- WORK TO BE COMPLETED:
Wherever the string "Premonsoon" appears, copy the whole line.

- Dataset excerpt:
◆ ◆ ◆ ◆
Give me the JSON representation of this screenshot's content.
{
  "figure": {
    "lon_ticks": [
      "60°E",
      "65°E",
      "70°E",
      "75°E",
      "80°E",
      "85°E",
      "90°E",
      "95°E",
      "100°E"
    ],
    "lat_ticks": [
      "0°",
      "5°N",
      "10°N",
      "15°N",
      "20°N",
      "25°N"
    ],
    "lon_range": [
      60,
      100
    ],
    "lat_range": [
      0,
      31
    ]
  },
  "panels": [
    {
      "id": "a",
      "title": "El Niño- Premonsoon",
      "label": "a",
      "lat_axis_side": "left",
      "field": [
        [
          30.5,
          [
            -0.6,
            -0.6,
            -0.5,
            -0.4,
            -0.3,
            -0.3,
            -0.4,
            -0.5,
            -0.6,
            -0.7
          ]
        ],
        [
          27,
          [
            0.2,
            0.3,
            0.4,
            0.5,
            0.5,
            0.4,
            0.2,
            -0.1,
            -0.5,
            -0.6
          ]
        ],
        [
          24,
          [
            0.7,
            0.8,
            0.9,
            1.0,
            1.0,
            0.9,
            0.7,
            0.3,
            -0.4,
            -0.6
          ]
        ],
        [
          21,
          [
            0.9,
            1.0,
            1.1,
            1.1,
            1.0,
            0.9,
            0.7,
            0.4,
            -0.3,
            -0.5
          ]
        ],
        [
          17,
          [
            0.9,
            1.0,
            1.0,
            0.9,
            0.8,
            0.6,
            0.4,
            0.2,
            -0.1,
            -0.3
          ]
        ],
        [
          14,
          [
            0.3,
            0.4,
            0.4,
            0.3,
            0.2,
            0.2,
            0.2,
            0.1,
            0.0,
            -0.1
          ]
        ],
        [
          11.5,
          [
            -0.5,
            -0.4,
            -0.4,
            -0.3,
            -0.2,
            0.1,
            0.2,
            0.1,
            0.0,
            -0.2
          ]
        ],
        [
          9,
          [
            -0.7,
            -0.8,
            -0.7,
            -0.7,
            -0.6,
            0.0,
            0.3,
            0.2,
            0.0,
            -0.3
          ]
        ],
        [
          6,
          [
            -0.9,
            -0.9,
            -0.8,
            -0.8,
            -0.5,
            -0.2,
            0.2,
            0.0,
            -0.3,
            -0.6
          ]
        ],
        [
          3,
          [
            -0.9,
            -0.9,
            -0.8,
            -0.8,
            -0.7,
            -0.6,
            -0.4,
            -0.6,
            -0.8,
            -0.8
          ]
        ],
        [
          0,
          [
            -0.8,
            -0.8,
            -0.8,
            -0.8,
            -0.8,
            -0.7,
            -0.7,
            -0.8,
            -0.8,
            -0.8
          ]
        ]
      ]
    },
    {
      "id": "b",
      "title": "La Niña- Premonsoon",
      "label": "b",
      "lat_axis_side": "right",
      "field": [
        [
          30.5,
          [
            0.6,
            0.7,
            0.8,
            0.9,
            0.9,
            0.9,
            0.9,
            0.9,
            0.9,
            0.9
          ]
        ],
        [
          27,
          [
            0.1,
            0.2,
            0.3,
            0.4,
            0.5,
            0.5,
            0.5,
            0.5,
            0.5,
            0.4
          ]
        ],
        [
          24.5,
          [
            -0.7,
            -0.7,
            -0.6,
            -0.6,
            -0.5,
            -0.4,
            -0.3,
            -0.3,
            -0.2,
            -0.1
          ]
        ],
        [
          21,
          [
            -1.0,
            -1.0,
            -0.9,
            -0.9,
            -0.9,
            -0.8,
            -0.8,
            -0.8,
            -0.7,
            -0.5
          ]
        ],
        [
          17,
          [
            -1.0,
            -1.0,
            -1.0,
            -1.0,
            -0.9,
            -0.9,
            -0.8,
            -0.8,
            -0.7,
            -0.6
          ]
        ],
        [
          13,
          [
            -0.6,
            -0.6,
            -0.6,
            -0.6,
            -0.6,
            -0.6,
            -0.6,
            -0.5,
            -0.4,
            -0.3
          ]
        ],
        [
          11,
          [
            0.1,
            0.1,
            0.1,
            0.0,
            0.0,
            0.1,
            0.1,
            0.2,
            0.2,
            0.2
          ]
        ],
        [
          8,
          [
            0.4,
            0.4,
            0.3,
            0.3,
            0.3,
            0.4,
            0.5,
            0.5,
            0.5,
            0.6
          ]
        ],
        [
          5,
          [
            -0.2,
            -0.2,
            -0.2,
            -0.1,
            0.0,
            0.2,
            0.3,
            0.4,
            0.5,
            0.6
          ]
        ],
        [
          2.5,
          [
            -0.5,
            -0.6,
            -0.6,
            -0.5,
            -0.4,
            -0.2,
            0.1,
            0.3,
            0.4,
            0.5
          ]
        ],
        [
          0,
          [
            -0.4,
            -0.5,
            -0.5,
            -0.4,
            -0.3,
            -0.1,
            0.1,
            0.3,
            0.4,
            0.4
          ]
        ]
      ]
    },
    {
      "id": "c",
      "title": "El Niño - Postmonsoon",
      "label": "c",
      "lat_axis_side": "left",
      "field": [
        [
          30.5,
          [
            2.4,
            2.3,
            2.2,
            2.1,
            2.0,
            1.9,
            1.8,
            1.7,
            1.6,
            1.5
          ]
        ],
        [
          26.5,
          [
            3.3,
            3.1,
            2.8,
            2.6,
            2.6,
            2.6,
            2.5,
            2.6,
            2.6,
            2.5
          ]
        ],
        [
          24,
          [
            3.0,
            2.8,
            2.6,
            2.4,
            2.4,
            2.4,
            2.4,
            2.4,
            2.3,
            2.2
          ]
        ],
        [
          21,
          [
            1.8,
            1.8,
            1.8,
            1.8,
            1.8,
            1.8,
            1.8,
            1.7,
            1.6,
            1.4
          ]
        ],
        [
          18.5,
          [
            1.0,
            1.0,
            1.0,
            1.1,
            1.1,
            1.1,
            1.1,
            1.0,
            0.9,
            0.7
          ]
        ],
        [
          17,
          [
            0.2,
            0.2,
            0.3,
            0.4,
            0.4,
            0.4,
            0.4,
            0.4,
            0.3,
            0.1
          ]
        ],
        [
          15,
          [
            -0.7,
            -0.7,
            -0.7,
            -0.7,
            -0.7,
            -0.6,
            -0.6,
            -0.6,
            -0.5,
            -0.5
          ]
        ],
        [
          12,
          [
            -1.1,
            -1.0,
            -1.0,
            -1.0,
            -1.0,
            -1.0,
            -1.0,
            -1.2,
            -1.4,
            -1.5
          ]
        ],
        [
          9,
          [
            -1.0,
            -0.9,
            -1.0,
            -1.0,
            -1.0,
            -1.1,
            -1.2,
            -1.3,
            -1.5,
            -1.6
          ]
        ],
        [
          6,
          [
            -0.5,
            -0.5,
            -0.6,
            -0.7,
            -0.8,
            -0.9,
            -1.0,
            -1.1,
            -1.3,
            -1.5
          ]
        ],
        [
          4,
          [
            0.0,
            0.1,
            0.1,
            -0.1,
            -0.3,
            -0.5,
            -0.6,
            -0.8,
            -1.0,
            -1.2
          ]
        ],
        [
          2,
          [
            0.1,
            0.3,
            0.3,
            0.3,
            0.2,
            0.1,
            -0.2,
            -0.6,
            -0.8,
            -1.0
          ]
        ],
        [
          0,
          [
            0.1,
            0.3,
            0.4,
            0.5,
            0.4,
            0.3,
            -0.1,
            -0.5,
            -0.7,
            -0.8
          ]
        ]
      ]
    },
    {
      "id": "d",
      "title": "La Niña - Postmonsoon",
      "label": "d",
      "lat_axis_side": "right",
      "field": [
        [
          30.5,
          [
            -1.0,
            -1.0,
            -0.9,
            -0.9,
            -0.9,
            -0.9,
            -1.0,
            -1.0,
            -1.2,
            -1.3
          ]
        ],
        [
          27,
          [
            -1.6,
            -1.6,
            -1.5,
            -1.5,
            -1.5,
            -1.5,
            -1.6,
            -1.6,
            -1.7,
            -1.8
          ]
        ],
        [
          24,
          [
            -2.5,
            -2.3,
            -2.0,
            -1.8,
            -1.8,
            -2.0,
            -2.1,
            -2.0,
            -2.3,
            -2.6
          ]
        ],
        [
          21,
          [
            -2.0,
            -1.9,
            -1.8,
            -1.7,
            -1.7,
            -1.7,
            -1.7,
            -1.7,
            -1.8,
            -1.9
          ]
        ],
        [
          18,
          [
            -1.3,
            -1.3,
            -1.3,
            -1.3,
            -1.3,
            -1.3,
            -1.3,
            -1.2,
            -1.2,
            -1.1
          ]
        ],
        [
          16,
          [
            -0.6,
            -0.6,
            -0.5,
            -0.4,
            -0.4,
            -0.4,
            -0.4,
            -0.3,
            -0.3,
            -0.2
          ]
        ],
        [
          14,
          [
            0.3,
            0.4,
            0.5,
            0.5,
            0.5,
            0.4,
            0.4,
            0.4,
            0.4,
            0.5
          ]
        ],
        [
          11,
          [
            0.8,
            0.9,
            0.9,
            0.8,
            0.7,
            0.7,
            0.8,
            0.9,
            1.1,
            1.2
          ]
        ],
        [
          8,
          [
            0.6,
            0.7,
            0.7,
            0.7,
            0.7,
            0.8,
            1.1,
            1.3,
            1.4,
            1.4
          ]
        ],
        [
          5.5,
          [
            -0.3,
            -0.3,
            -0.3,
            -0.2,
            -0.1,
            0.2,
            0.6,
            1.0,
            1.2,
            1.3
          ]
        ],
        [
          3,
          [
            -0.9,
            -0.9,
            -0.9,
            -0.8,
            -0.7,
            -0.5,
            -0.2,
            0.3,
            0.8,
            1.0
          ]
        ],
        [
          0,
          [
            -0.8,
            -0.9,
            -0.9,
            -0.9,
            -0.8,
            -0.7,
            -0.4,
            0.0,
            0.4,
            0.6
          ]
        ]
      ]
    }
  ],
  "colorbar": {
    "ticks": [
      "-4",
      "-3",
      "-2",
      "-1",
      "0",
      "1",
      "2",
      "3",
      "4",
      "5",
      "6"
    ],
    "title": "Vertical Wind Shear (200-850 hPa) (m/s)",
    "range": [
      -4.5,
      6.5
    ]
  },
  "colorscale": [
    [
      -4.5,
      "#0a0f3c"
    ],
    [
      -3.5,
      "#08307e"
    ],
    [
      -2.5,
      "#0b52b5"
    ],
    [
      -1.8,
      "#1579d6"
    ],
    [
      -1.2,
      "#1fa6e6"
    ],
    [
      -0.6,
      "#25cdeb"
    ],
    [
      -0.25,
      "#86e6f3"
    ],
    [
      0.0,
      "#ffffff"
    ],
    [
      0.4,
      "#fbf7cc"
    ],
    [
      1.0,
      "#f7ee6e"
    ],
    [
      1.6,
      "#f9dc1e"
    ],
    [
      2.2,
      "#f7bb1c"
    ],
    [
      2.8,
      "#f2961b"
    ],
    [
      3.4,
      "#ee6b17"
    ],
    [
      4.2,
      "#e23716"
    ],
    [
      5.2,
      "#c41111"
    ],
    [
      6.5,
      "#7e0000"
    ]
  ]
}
◆ ◆ ◆ ◆
- FULL OUTPUT:
      "title": "El Niño- Premonsoon",
      "title": "La Niña- Premonsoon",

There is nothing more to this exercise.